----- ОТРЫВОК
Пронзительный монолог выдающегося тренера по фигурному катанию Татьяны Тарасовой о великом отце, который записал обозреватель «СЭ» Игорь Рабинер к 100-летию легенды хоккея Анатолия Тарасова в декабре 2018 года.
Четыре чемодана грибов
У папы была огромная картотека. Каждое упражнение, его цель, задействованные в нем группы мышц — были прописаны от и до. Это был труд на века! Один раз я у него попросила ее.
И он мне не дал.
Более того, даже был удивлен, что я попросила. Отрезал: «Ты — начинающий тренер. Почему я должен тебе ее давать? Думай своей головой!» И уже потом, когда я хотела дать ему одну книжку, он, хотя и был человеком очень образованным, отреагировал: «Себе ее оставь. Я из своей головы питаюсь». И правильно он сделал, что мне картотеку не дал. Сначала вроде взялась как-то обидеться, а теперь все понимаю. Так ведь можно все отдать, а своя голова не будет работать. Что особенно важно на начальном этапе.
Молодых хоккеистов он называл «полуфабрикатами». И моих спортсменов — тоже. Он потрясающе видел ошибки. И говорил: «Дочка, ты должна очень быстро видеть». Папа видел очень быстро. Еще одним его любимым словечком было «огольцы».
----------
## ЗАДАНИЕ 1:
Оформите строки листинга в виде JSON-списка строк, по одному элементу на строку, пустые строки пропустите. Начните с первой строки листинга и закончите строкой, содержащей «nucleus [1174, 584, 1326, 737]», включительно.
Отрывок и листинг взяты из разных источников.
----- МАТЕРИАЛ ДЛЯ ЗАДАНИЯ
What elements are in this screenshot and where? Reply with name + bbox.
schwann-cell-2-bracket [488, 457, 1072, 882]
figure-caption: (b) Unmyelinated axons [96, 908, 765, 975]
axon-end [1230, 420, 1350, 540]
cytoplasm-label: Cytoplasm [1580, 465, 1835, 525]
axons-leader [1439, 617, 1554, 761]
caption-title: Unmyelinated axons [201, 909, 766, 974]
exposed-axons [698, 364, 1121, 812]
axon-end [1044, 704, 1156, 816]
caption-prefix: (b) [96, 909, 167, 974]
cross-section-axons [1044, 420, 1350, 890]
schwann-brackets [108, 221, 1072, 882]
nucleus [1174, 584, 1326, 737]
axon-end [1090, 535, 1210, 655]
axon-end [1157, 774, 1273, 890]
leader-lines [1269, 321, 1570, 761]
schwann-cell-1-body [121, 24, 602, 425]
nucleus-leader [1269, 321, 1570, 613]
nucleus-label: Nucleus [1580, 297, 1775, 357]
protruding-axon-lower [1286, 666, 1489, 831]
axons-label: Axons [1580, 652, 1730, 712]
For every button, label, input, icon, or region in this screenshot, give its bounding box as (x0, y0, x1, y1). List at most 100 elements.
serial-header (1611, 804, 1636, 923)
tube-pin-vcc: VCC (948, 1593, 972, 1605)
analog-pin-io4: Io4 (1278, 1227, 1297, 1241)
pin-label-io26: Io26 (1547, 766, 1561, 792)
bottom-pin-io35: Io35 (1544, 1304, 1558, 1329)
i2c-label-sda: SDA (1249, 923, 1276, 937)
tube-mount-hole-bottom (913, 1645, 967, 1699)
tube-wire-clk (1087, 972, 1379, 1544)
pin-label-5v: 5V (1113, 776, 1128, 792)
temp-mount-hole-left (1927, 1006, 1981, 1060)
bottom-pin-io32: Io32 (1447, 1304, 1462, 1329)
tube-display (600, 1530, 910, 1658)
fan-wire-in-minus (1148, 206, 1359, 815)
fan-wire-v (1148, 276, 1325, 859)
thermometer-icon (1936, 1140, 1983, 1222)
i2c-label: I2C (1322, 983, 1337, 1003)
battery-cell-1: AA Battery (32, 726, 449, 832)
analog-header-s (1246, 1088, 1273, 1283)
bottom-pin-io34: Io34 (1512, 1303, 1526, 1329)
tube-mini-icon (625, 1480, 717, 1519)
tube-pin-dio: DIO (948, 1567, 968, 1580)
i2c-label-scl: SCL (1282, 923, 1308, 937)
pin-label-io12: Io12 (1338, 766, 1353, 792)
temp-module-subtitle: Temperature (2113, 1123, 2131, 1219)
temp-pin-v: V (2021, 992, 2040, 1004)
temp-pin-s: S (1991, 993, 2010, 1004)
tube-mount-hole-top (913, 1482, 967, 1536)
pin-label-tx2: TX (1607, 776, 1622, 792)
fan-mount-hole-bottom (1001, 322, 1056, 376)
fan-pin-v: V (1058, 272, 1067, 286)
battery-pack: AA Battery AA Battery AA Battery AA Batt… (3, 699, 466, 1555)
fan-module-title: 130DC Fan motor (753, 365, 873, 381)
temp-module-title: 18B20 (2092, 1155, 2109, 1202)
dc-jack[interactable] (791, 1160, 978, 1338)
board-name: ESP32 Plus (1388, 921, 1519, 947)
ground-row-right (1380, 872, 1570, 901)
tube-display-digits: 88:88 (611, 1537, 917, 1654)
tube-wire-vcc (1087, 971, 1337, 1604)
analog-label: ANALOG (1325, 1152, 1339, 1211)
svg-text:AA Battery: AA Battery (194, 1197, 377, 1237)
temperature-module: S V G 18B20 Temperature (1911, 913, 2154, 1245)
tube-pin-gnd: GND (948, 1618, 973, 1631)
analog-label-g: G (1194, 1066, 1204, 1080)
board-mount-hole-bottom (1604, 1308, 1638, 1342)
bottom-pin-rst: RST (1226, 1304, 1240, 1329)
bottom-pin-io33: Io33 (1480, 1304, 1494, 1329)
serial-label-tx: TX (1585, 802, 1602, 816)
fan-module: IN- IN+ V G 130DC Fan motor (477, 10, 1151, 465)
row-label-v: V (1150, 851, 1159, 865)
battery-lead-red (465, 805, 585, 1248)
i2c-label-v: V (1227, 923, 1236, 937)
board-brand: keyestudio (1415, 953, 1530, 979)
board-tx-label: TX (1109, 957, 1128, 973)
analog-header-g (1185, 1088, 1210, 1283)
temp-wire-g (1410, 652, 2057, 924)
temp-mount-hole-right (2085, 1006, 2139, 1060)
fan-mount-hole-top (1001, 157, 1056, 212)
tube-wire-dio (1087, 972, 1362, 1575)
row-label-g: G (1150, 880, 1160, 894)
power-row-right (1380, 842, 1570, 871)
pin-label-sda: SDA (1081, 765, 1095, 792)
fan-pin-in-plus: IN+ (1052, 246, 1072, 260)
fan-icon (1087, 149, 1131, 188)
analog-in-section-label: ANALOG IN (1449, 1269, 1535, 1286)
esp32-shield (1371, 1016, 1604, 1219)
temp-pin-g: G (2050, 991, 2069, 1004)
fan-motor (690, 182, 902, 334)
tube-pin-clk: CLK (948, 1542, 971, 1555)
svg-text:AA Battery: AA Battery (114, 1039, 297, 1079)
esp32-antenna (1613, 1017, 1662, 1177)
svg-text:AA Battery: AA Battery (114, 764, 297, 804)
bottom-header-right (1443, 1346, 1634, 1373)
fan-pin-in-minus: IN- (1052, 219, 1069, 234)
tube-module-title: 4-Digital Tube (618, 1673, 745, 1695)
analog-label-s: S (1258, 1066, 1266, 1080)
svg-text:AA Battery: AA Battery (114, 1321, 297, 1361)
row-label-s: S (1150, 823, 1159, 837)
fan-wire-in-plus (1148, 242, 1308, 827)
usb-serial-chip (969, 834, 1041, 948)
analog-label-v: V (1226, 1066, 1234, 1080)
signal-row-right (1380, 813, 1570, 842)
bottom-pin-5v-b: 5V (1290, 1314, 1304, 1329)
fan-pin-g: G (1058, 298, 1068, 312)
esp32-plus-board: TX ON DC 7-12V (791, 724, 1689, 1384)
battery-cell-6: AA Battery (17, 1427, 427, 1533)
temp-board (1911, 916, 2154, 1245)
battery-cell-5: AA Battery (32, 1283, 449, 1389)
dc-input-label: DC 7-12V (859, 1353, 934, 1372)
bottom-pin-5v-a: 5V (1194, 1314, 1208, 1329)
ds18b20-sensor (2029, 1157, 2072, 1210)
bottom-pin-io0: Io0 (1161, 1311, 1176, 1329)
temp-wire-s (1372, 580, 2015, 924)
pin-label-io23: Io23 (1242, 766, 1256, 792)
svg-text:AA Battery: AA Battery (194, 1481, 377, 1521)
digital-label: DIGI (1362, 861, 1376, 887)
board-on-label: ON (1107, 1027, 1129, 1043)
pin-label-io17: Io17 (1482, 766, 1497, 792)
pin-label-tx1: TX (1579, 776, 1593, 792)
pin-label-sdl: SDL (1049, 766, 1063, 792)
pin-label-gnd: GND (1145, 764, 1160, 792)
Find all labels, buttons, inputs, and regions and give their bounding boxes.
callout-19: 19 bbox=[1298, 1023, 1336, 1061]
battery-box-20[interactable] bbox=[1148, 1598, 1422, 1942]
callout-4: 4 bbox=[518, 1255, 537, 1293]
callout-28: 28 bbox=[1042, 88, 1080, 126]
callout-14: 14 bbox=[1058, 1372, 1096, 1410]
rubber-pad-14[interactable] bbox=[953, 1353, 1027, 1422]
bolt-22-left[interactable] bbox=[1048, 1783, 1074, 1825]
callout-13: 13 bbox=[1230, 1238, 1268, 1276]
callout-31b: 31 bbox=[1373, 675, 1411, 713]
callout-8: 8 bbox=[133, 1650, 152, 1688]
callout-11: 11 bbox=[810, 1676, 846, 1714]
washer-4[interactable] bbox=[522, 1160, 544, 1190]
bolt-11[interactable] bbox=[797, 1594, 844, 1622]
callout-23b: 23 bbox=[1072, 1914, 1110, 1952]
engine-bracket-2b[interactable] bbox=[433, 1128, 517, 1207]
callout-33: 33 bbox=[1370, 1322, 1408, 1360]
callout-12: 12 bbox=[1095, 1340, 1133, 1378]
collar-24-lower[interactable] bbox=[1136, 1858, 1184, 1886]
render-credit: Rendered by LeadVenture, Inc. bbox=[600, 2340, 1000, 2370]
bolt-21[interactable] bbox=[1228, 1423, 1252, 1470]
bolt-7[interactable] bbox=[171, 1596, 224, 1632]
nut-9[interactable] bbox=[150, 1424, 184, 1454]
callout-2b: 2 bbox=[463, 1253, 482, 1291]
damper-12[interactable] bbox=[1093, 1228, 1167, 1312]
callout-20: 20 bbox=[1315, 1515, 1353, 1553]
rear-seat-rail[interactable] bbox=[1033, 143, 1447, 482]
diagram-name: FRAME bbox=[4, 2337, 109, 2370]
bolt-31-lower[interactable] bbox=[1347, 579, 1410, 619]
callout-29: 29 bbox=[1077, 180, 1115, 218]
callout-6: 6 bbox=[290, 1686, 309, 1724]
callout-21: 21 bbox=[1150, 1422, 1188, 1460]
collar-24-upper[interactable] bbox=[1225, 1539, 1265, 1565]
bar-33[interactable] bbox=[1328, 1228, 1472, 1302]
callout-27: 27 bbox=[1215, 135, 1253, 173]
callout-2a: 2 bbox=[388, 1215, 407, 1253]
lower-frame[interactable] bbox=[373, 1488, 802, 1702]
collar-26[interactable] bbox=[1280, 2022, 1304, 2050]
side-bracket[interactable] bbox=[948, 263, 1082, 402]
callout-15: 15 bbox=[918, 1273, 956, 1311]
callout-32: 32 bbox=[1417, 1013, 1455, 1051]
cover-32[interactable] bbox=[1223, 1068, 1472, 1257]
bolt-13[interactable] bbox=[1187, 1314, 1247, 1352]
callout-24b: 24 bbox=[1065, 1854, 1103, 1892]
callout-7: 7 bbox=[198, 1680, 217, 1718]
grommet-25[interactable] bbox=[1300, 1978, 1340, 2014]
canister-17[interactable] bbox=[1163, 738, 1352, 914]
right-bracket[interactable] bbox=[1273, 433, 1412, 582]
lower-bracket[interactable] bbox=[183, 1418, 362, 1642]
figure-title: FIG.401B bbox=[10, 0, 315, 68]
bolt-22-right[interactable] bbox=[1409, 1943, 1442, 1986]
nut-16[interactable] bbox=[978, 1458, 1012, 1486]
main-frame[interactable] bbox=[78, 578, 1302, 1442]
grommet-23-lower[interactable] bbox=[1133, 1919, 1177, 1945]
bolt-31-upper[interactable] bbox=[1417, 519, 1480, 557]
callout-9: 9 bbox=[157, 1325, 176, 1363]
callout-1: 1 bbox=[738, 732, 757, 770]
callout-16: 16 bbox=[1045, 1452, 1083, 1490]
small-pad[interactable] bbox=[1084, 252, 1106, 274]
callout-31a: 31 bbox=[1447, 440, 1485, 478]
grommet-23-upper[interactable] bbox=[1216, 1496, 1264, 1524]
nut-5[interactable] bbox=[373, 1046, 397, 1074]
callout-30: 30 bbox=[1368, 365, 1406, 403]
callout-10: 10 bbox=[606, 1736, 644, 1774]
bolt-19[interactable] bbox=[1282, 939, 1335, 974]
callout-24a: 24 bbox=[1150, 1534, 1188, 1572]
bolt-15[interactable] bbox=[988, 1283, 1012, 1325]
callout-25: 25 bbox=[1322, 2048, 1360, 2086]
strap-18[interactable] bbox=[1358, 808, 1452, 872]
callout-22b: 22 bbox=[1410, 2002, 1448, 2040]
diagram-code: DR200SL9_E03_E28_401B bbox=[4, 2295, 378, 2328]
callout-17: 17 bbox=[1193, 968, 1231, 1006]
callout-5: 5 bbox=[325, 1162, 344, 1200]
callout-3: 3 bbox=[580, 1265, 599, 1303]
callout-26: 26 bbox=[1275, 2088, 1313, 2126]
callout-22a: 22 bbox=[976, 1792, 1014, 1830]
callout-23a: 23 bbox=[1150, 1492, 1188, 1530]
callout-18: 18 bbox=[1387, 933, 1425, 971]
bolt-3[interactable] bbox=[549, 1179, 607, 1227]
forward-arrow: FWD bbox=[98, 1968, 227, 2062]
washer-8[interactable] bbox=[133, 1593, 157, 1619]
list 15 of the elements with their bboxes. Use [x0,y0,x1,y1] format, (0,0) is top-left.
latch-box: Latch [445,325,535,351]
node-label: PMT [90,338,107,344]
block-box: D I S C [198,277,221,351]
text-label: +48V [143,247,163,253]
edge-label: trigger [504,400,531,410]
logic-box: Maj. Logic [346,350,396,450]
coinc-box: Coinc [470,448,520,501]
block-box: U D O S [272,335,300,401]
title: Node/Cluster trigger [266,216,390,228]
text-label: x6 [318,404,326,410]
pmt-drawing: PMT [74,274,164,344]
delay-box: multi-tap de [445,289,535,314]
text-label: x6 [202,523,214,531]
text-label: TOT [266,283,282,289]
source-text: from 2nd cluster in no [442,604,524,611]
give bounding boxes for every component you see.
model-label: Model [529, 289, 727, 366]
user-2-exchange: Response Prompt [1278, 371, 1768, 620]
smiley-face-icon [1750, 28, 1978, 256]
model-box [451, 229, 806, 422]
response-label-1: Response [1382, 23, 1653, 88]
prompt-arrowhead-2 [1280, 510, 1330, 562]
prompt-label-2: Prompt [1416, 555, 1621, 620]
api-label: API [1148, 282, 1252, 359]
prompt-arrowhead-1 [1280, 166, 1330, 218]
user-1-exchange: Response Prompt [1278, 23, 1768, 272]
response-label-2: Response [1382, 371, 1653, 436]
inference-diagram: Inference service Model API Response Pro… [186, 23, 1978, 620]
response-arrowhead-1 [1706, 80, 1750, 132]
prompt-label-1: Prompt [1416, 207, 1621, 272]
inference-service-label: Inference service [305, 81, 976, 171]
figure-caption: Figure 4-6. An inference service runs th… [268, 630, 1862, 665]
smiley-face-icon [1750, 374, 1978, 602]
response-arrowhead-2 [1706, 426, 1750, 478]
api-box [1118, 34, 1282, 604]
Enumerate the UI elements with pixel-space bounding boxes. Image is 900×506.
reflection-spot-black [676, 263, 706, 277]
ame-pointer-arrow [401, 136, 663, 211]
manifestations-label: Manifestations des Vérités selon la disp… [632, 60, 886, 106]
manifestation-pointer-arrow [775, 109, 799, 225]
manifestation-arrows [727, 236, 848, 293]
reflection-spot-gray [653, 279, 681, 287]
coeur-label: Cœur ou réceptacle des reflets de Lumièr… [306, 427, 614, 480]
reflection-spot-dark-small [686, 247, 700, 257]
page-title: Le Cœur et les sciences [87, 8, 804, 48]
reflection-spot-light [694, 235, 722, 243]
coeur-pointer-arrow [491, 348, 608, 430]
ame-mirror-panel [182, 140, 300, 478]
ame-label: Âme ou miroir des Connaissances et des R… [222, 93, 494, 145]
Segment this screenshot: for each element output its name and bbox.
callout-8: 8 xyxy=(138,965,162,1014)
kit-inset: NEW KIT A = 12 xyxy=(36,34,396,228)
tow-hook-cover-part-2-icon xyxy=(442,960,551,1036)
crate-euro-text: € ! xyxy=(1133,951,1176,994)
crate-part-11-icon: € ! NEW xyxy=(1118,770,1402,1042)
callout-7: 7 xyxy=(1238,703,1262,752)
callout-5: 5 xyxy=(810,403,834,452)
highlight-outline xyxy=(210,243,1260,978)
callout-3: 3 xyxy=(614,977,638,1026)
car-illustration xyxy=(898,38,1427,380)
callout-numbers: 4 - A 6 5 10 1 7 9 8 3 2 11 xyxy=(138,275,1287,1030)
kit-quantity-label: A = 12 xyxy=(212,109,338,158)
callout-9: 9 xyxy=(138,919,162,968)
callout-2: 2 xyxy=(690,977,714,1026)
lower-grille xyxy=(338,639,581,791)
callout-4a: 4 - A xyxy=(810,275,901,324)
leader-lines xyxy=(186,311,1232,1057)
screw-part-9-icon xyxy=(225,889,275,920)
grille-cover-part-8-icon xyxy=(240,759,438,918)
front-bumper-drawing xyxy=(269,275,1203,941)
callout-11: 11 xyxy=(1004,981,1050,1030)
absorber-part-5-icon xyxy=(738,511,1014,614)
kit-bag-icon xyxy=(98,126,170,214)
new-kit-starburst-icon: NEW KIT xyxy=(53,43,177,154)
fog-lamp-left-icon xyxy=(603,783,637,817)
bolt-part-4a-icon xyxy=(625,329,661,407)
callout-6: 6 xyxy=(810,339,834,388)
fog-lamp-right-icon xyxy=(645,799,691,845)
----------
## ЗАДАНИЕ 2:
Перечислите имена и фамилии всех людей, упомянутых в отрывке.

## РЕШЕНИЕ 1:
[
  "What elements are in this screenshot and where? Reply with name + bbox.",
  "schwann-cell-2-bracket [488, 457, 1072, 882]",
  "figure-caption: (b) Unmyelinated axons [96, 908, 765, 975]",
  "axon-end [1230, 420, 1350, 540]",
  "cytoplasm-label: Cytoplasm [1580, 465, 1835, 525]",
  "axons-leader [1439, 617, 1554, 761]",
  "caption-title: Unmyelinated axons [201, 909, 766, 974]",
  "exposed-axons [698, 364, 1121, 812]",
  "axon-end [1044, 704, 1156, 816]",
  "caption-prefix: (b) [96, 909, 167, 974]",
  "cross-section-axons [1044, 420, 1350, 890]",
  "schwann-brackets [108, 221, 1072, 882]",
  "nucleus [1174, 584, 1326, 737]"
]

## РЕШЕНИЕ 2:
Татьяна Тарасова, Игорь Рабинер, Анатолий Тарасов